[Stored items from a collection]
::::
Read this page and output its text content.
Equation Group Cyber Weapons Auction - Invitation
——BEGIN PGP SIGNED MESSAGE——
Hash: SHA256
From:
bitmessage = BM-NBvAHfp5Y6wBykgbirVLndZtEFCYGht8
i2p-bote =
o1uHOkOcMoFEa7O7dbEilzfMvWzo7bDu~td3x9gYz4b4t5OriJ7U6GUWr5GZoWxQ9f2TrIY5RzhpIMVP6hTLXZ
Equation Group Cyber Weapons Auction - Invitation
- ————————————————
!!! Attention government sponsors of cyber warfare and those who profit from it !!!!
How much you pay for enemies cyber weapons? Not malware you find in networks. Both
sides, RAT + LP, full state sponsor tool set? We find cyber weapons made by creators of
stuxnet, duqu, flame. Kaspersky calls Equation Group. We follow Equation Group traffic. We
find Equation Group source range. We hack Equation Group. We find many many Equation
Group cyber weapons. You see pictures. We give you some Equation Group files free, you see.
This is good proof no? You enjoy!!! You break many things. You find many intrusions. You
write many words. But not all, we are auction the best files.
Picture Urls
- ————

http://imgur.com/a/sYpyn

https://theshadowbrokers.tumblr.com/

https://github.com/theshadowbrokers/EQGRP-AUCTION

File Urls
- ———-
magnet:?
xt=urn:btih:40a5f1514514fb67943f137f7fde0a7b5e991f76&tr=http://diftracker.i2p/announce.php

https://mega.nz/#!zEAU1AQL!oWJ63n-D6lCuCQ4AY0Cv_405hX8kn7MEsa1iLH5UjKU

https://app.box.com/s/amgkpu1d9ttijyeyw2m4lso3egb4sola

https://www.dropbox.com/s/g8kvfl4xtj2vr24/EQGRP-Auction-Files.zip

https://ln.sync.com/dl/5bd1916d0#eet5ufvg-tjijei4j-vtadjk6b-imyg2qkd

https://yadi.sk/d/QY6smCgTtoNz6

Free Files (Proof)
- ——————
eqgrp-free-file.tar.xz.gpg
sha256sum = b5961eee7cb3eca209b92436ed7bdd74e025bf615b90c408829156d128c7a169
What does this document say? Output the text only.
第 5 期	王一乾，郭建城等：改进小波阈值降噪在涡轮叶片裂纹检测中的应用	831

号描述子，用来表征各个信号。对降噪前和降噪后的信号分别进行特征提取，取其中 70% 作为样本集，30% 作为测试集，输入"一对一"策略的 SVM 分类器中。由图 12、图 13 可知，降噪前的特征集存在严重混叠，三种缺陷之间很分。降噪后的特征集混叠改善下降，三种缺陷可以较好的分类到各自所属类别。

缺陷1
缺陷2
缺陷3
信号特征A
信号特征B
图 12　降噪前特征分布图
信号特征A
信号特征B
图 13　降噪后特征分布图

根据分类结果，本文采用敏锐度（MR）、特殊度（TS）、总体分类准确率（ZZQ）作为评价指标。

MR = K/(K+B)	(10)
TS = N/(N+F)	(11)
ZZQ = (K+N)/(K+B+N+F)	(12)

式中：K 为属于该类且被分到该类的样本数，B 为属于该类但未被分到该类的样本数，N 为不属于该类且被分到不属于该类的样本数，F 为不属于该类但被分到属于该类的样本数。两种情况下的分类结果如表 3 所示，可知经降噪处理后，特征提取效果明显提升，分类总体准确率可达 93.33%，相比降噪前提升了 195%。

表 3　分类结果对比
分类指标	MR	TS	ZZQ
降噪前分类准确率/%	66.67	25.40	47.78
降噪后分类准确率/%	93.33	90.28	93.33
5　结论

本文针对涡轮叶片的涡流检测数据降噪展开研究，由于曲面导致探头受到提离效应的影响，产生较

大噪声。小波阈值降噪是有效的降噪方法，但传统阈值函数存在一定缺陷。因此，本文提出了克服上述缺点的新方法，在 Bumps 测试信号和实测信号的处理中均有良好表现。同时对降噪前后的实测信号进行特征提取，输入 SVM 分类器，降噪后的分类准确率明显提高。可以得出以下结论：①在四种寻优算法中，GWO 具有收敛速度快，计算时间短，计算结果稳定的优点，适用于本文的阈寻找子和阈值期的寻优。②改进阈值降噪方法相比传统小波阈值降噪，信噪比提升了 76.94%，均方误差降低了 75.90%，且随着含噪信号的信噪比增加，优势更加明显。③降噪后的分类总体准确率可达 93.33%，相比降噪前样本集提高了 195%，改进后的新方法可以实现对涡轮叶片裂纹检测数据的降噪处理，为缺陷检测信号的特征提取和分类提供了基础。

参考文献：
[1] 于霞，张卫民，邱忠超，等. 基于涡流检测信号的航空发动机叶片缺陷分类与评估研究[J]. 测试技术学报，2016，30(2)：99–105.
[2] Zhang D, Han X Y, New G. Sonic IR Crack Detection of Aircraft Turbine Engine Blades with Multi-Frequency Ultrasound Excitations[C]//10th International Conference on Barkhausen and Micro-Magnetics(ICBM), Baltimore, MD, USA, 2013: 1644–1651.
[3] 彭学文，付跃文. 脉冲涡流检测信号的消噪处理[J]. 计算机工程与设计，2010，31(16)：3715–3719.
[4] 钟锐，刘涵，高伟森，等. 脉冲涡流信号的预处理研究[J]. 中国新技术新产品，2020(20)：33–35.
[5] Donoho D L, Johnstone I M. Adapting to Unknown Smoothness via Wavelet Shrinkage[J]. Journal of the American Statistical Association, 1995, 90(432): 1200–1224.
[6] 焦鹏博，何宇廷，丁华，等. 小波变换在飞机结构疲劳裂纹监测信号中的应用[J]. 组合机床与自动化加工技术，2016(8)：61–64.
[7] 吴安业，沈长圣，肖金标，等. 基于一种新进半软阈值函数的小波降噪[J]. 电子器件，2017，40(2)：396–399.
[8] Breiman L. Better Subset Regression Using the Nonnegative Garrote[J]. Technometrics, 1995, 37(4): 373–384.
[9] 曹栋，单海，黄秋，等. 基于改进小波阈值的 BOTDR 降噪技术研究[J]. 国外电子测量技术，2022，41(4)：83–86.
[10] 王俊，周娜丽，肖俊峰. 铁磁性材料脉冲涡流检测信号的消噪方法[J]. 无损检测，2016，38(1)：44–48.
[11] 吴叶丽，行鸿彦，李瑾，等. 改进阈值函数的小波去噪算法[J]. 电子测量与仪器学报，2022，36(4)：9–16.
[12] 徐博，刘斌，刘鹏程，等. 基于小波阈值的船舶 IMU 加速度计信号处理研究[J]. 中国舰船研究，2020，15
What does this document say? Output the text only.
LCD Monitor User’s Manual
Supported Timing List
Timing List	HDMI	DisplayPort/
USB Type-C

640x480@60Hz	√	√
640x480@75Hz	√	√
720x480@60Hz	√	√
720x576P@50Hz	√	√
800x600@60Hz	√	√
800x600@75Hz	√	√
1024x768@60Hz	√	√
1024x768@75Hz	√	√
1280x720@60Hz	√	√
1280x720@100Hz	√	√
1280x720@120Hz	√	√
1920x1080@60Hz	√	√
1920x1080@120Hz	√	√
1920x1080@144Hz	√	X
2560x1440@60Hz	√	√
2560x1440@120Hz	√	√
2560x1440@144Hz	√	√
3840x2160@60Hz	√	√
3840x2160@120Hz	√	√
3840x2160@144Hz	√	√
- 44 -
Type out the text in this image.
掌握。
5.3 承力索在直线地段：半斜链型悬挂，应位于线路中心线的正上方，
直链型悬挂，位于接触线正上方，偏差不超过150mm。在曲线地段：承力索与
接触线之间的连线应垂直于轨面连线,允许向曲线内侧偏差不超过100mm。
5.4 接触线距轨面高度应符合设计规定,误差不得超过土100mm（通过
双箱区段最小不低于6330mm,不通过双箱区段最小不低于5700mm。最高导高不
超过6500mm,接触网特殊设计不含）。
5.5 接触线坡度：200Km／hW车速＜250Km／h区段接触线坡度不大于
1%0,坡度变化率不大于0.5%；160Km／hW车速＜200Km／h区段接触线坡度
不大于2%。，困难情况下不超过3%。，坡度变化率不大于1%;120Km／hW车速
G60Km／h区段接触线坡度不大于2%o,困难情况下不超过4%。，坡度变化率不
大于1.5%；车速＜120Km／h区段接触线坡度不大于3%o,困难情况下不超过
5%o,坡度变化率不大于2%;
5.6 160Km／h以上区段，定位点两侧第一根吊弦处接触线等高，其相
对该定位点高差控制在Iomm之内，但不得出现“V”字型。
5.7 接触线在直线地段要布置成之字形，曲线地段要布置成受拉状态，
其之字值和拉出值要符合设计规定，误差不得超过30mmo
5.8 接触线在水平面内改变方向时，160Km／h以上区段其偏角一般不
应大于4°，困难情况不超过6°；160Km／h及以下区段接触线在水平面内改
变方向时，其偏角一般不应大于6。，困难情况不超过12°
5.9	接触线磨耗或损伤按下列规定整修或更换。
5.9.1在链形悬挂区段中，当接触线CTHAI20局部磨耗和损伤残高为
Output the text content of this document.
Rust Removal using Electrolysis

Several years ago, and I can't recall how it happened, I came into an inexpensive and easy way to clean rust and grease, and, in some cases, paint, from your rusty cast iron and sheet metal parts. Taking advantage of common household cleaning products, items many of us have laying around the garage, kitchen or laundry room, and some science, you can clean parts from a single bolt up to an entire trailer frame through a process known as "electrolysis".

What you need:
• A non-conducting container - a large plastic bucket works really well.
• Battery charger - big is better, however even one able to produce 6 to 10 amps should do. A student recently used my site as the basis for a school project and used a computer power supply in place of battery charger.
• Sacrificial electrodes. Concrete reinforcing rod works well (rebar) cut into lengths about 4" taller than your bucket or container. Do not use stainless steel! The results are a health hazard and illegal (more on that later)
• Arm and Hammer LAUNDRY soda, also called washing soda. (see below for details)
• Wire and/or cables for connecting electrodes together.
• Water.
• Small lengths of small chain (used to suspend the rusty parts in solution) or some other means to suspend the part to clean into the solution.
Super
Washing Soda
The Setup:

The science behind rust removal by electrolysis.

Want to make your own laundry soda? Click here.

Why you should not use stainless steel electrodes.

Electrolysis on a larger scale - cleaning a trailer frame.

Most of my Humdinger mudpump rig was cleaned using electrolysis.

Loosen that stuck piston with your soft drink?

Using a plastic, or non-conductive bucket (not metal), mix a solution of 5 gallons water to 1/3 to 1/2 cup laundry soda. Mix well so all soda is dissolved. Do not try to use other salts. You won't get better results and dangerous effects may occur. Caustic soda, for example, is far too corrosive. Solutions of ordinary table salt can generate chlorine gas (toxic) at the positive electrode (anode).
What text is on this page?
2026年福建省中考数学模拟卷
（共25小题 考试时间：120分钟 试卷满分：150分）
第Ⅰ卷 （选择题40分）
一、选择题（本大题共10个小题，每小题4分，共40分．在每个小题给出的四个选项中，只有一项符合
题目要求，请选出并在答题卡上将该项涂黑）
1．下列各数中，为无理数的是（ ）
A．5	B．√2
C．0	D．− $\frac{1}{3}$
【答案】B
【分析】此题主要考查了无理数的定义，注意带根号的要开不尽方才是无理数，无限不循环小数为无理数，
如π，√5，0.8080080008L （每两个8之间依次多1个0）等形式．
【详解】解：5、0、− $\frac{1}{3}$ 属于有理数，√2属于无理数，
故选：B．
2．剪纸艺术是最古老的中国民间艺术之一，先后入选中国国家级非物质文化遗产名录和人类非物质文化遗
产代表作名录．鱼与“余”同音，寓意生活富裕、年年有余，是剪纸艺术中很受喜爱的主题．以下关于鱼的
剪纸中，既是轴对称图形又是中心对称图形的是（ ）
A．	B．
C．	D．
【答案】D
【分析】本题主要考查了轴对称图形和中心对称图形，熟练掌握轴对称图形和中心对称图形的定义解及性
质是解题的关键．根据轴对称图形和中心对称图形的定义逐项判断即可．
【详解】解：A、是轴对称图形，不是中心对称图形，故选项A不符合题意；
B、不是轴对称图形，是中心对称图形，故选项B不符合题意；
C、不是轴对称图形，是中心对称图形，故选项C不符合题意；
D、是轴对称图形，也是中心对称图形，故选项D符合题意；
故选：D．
::::
### OBJECTIVE
Pull every line containing the word "hW车速" out of the entries above.

### EXERCISE OUTPUT
5.5 接触线坡度：200Km／hW车速＜250Km／h区段接触线坡度不大于
1%0,坡度变化率不大于0.5%；160Km／hW车速＜200Km／h区段接触线坡度
不大于2%。，困难情况下不超过3%。，坡度变化率不大于1%;120Km／hW车速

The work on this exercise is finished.